— Start of Material for this exercise —
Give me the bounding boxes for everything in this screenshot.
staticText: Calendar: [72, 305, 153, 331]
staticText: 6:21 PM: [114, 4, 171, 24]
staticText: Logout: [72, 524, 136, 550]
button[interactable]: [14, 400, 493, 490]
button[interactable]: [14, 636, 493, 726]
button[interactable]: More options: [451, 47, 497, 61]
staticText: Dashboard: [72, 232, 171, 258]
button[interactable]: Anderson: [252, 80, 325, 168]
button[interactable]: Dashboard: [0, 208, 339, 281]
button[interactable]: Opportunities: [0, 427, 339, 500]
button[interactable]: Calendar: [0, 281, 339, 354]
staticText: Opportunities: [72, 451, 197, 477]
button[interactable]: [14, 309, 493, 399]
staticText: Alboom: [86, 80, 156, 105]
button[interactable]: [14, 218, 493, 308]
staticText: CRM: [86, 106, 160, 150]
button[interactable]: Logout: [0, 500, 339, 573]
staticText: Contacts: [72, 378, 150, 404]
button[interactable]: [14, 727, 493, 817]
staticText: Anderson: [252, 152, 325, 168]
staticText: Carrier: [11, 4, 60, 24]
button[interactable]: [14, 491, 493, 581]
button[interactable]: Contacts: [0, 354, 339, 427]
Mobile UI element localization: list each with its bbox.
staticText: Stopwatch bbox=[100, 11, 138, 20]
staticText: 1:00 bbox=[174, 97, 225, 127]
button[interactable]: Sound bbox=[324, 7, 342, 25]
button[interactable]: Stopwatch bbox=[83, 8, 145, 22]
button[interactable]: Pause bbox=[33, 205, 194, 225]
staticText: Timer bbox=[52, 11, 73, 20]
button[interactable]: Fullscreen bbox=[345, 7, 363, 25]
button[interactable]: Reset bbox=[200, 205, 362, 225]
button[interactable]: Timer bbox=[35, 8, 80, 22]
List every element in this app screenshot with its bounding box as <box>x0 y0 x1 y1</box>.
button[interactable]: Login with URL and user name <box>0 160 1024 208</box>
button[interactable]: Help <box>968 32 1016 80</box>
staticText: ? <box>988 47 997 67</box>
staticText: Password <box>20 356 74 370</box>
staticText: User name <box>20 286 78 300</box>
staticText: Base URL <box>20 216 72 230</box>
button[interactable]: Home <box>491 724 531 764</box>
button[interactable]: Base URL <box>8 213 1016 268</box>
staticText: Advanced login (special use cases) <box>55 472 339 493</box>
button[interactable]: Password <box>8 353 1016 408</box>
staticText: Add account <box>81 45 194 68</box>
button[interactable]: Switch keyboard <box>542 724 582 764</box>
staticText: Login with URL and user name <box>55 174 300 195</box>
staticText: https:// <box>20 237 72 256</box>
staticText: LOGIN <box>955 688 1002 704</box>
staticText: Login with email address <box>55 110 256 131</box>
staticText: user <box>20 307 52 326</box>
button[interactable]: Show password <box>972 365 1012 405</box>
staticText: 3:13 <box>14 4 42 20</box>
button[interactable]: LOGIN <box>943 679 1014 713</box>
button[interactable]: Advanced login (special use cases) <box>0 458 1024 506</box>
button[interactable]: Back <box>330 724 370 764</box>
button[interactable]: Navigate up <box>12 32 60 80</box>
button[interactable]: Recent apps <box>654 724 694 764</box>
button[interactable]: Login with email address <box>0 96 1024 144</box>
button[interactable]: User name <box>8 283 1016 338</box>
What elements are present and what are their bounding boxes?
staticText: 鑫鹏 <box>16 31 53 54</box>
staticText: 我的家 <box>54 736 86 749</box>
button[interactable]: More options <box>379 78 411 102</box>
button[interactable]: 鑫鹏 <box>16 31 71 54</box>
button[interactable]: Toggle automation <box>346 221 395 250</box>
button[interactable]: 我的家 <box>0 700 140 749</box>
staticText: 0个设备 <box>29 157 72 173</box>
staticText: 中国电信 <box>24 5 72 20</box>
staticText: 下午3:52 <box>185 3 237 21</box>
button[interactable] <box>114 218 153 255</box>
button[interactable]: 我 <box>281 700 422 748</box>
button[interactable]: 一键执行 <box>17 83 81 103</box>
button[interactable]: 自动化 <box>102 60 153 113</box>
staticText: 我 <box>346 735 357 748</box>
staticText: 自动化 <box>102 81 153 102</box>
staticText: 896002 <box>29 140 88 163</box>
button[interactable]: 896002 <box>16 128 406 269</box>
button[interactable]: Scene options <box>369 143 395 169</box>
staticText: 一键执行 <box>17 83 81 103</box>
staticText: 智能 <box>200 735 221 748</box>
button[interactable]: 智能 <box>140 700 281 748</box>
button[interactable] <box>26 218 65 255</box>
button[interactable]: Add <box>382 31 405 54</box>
— End of Material for this exercise —
-- Challenge --
Transcribe the records word for word, from the first line through the line that contains "button[interactable]: Password <box>8".

-- Finished task --
Give me the bounding boxes for everything in this screenshot.
staticText: Calendar: [72, 305, 153, 331]
staticText: 6:21 PM: [114, 4, 171, 24]
staticText: Logout: [72, 524, 136, 550]
button[interactable]: [14, 400, 493, 490]
button[interactable]: [14, 636, 493, 726]
button[interactable]: More options: [451, 47, 497, 61]
staticText: Dashboard: [72, 232, 171, 258]
button[interactable]: Anderson: [252, 80, 325, 168]
button[interactable]: Dashboard: [0, 208, 339, 281]
button[interactable]: Opportunities: [0, 427, 339, 500]
button[interactable]: Calendar: [0, 281, 339, 354]
staticText: Opportunities: [72, 451, 197, 477]
button[interactable]: [14, 309, 493, 399]
staticText: Alboom: [86, 80, 156, 105]
button[interactable]: [14, 218, 493, 308]
staticText: CRM: [86, 106, 160, 150]
button[interactable]: Logout: [0, 500, 339, 573]
staticText: Contacts: [72, 378, 150, 404]
button[interactable]: [14, 727, 493, 817]
staticText: Anderson: [252, 152, 325, 168]
staticText: Carrier: [11, 4, 60, 24]
button[interactable]: [14, 491, 493, 581]
button[interactable]: Contacts: [0, 354, 339, 427]
Mobile UI element localization: list each with its bbox.
staticText: Stopwatch bbox=[100, 11, 138, 20]
staticText: 1:00 bbox=[174, 97, 225, 127]
button[interactable]: Sound bbox=[324, 7, 342, 25]
button[interactable]: Stopwatch bbox=[83, 8, 145, 22]
button[interactable]: Pause bbox=[33, 205, 194, 225]
staticText: Timer bbox=[52, 11, 73, 20]
button[interactable]: Fullscreen bbox=[345, 7, 363, 25]
button[interactable]: Reset bbox=[200, 205, 362, 225]
button[interactable]: Timer bbox=[35, 8, 80, 22]
List every element in this app screenshot with its bounding box as <box>x0 y0 x1 y1</box>.
button[interactable]: Login with URL and user name <box>0 160 1024 208</box>
button[interactable]: Help <box>968 32 1016 80</box>
staticText: ? <box>988 47 997 67</box>
staticText: Password <box>20 356 74 370</box>
staticText: User name <box>20 286 78 300</box>
staticText: Base URL <box>20 216 72 230</box>
button[interactable]: Home <box>491 724 531 764</box>
button[interactable]: Base URL <box>8 213 1016 268</box>
staticText: Advanced login (special use cases) <box>55 472 339 493</box>
button[interactable]: Password <box>8 353 1016 408</box>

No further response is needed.